### AIM OF THE TASK
Make a tally of the lines in the records that include the string "Band", and give only that number.
▼
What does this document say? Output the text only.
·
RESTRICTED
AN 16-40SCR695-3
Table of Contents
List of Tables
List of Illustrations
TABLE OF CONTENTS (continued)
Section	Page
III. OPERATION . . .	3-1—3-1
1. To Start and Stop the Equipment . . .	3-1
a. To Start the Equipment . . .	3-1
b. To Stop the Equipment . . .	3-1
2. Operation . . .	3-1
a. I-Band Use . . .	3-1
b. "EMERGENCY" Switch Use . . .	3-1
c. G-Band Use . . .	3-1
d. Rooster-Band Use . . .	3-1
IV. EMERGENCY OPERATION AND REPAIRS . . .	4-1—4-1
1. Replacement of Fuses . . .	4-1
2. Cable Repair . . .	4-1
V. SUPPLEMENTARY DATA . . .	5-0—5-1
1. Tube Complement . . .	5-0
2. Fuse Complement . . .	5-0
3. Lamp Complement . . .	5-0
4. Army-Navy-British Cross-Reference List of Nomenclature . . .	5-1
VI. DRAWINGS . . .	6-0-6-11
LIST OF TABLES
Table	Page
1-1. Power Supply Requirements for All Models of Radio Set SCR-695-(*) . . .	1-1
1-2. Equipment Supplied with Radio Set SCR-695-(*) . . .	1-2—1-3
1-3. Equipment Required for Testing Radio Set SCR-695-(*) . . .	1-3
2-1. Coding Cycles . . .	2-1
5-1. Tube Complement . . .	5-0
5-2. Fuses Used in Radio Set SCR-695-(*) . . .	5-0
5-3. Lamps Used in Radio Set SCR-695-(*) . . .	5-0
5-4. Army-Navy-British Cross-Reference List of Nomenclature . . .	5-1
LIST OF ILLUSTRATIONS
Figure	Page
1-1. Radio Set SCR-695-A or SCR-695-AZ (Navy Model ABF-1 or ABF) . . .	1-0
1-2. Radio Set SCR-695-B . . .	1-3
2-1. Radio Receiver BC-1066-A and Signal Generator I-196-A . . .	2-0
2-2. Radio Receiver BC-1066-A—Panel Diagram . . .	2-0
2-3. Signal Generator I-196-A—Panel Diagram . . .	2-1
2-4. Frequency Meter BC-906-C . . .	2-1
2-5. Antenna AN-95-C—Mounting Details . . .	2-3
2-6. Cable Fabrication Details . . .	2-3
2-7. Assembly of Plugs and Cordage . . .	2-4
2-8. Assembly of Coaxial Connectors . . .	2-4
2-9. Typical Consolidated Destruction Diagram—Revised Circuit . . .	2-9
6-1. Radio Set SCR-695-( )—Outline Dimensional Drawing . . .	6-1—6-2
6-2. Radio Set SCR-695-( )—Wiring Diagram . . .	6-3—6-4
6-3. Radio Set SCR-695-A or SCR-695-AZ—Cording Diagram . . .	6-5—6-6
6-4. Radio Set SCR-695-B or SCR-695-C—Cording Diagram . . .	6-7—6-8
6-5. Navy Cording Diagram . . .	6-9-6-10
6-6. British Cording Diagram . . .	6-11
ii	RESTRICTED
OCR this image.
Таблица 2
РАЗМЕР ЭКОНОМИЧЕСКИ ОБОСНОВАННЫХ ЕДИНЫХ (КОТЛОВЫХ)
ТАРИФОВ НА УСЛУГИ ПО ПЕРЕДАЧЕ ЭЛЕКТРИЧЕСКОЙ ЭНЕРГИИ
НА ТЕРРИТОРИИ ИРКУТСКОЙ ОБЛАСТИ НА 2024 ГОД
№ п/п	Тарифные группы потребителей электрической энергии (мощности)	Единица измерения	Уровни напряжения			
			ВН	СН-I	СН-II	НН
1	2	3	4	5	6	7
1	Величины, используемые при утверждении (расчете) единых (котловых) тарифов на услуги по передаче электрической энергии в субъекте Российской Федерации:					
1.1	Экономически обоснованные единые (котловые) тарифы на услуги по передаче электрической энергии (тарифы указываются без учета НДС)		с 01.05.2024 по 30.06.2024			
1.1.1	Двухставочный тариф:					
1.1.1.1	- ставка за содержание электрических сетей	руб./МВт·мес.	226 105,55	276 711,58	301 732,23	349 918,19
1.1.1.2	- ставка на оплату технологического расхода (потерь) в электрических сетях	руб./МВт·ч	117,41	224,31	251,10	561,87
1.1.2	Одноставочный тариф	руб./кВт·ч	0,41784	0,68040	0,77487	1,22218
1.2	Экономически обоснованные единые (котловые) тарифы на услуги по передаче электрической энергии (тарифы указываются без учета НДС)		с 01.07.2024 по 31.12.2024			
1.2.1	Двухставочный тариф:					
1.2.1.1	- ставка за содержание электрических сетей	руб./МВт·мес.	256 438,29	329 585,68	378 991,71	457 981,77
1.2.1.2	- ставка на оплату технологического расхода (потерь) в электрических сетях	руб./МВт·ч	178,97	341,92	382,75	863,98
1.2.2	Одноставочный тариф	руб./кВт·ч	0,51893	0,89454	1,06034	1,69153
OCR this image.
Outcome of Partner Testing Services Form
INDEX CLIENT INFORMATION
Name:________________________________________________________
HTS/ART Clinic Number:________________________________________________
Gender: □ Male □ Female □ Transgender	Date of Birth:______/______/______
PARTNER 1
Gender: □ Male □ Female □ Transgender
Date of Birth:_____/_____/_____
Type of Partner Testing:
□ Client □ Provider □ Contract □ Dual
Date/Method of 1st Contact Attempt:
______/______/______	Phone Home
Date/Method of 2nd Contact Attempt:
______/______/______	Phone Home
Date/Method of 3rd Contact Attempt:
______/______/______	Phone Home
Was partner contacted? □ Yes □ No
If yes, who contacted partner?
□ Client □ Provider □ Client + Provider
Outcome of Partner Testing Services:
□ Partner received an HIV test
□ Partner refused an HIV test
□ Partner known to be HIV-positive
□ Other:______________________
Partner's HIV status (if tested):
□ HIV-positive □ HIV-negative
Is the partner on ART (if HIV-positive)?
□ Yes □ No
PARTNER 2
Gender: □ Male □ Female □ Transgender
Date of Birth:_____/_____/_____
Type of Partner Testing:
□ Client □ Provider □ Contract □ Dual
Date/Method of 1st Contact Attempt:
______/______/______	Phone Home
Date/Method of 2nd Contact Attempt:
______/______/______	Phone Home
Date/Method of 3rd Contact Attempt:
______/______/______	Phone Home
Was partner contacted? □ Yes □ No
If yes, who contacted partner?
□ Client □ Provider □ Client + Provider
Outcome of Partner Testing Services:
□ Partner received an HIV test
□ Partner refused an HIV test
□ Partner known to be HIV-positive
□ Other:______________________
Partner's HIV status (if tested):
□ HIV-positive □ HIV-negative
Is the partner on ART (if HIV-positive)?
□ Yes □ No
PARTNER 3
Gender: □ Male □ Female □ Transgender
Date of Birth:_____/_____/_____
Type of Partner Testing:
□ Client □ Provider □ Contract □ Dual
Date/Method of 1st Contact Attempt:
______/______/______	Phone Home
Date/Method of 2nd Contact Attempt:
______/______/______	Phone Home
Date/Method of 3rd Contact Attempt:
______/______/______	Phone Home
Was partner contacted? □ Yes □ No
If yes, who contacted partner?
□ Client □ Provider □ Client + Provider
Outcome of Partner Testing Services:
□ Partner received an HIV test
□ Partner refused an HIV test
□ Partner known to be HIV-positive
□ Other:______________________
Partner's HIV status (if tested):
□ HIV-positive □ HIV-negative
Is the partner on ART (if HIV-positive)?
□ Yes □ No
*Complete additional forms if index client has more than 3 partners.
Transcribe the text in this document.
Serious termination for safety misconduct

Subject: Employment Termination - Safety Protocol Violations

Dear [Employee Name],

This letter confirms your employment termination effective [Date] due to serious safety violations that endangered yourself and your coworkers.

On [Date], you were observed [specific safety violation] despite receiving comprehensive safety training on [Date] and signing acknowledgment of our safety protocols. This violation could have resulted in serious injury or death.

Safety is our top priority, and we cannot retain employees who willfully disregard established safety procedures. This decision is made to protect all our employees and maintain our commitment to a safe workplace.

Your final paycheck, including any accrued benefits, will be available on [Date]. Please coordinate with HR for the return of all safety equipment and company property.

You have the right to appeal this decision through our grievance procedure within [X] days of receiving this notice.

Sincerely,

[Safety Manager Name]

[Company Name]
▲
### TASK SOLUTION
3